* [Extract provided]:
● ● ● ● ●

# REALLY EXCITED!!!!



## RMADairyGoats (Jun 20, 2011)

We are taking our 3 JR does to the CO State Fair this weekend!!! :leap: :clap: We have one SR yearling, one Int doe, and one JR doe. I'm super excited to go and show them!!!! :clap: Wish us luck ;o)


----------



## Calico Patch Farm (Mar 8, 2011)

Good luck!!!! Hope you win lots of ribbons


----------



## pelicanacresMN (Dec 29, 2009)

Good luck!! Keep us posted on your results!!


----------



## Mandara Farm (Sep 12, 2010)

:applaud: Fingers crossed :hi5: :leap: :clap: :thumb: :dance: :wahoo: :stars: 
Have fun!


----------



## RMADairyGoats (Jun 20, 2011)

We are leaving tomarrow! :wahoo: :dance: :stars: Wish us luck!


----------



## freedomstarfarm (Mar 25, 2011)

Have a great time! Good luck!!


----------



## pelicanacresMN (Dec 29, 2009)

can't wait to hear your results!

● ● ● ● ●

* [Provided material]:

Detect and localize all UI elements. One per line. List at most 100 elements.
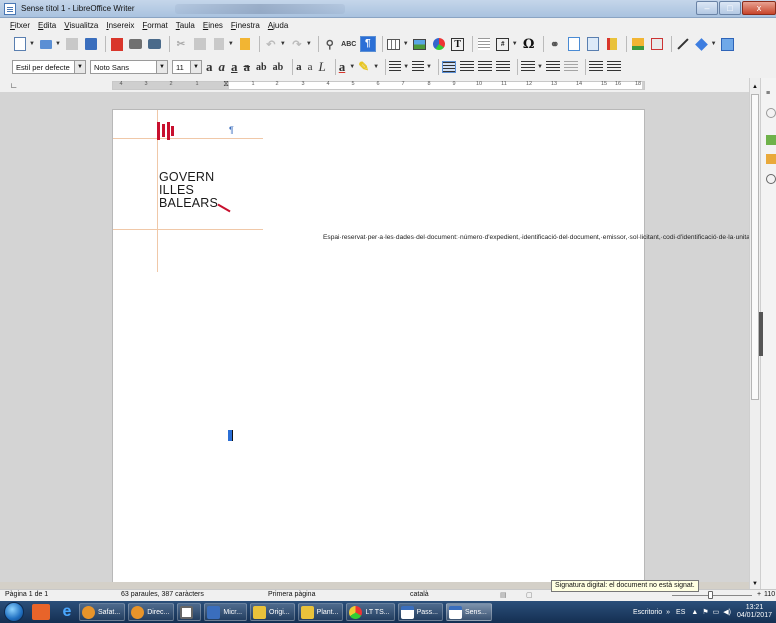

● ● ● ● ●

* [List of tasks]:
a: Reproduce a passage of the State Fair thread word for word, starting with "# REALLY EXCITED!!!!" and going on through "(Mar 8, 2011)".
b: Name every distinct username that posts in the State Fair thread.
c: Answer these from the State Fair thread:
(i) Which event are the does being taken to?
(ii) What three classes of doe does RMADairyGoats list?
(iii) What does Calico Patch Farm hope they win?
The listing above is separate material, apart from the State Fair thread.

* [Answers given]:
a:
# REALLY EXCITED!!!!



## RMADairyGoats (Jun 20, 2011)

We are taking our 3 JR does to the CO State Fair this weekend!!! :leap: :clap: We have one SR yearling, one Int doe, and one JR doe. I'm super excited to go and show them!!!! :clap: Wish us luck ;o)


----------



## Calico Patch Farm (Mar 8, 2011)

b:
RMADairyGoats
Calico Patch Farm
pelicanacresMN
Mandara Farm
freedomstarfarm

c:
(i) The CO State Fair.
(ii) One SR yearling, one Int doe and one JR doe.
(iii) Lots of ribbons.